- **Exercise brief**:
Copy every line from the data below in which the string "iaitu" can be found.

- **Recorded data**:
————————
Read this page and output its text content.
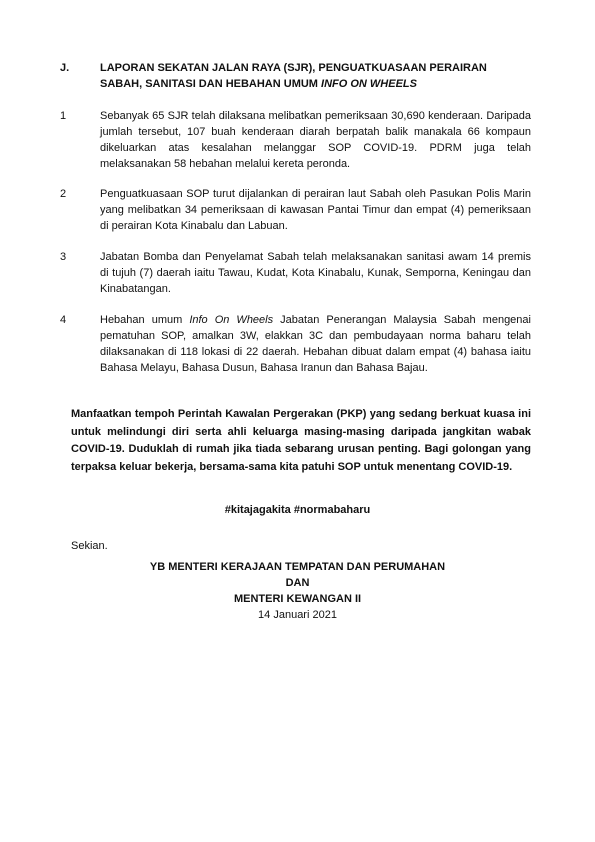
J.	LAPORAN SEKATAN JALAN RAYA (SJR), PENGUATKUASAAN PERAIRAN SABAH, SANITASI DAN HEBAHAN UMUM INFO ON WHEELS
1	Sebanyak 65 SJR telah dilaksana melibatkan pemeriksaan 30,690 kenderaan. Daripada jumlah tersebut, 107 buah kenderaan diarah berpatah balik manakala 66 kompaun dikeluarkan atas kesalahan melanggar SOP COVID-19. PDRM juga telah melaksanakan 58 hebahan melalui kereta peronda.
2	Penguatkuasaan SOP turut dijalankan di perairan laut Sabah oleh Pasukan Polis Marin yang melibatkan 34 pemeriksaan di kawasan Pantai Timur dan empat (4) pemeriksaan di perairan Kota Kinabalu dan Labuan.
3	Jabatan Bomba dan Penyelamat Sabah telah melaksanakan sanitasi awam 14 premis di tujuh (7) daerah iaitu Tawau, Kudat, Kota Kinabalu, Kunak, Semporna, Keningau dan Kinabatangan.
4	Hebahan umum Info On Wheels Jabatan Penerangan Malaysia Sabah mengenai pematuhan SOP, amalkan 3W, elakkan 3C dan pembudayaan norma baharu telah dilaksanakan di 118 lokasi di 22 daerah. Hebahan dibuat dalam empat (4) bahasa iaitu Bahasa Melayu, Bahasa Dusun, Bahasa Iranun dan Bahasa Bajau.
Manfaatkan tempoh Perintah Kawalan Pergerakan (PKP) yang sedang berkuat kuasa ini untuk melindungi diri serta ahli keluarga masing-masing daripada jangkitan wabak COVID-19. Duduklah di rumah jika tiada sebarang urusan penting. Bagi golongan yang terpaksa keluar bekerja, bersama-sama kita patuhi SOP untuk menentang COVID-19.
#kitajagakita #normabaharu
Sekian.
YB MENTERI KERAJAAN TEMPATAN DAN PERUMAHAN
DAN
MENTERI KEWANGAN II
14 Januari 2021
————————
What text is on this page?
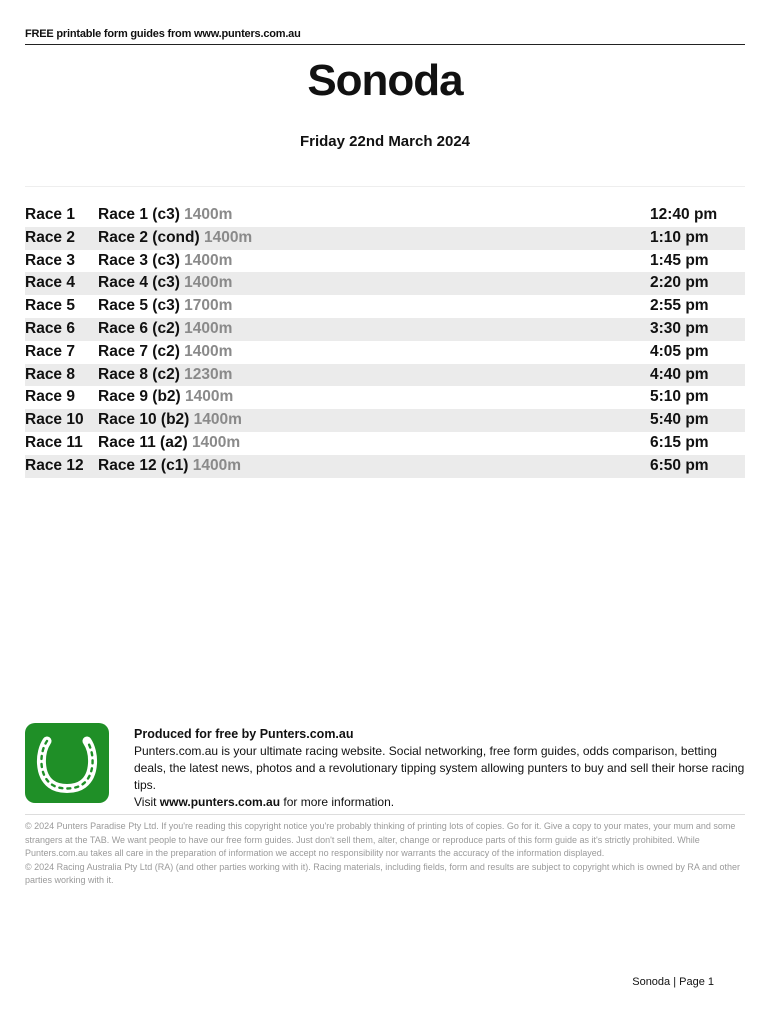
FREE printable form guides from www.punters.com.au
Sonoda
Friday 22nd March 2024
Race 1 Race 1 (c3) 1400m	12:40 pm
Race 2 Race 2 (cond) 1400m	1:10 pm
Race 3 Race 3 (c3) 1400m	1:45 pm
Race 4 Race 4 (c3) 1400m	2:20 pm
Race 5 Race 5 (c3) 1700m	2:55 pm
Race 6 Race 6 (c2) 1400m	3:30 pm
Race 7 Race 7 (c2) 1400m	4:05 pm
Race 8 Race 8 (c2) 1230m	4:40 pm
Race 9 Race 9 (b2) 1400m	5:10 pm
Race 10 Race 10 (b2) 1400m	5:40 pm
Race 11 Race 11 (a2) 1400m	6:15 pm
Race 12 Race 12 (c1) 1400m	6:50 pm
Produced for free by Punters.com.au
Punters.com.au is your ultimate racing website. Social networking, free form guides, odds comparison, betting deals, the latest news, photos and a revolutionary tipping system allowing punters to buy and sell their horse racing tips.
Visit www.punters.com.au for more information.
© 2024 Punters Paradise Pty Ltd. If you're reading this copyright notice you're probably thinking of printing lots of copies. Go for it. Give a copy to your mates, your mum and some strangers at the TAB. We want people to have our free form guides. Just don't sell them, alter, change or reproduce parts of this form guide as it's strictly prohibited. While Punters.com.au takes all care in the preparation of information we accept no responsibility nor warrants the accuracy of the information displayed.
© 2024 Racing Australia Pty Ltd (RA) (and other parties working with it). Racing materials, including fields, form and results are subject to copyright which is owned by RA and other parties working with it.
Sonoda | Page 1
————————
- **Worked solution**:
3	Jabatan Bomba dan Penyelamat Sabah telah melaksanakan sanitasi awam 14 premis di tujuh (7) daerah iaitu Tawau, Kudat, Kota Kinabalu, Kunak, Semporna, Keningau dan Kinabatangan.
4	Hebahan umum Info On Wheels Jabatan Penerangan Malaysia Sabah mengenai pematuhan SOP, amalkan 3W, elakkan 3C dan pembudayaan norma baharu telah dilaksanakan di 118 lokasi di 22 daerah. Hebahan dibuat dalam empat (4) bahasa iaitu Bahasa Melayu, Bahasa Dusun, Bahasa Iranun dan Bahasa Bajau.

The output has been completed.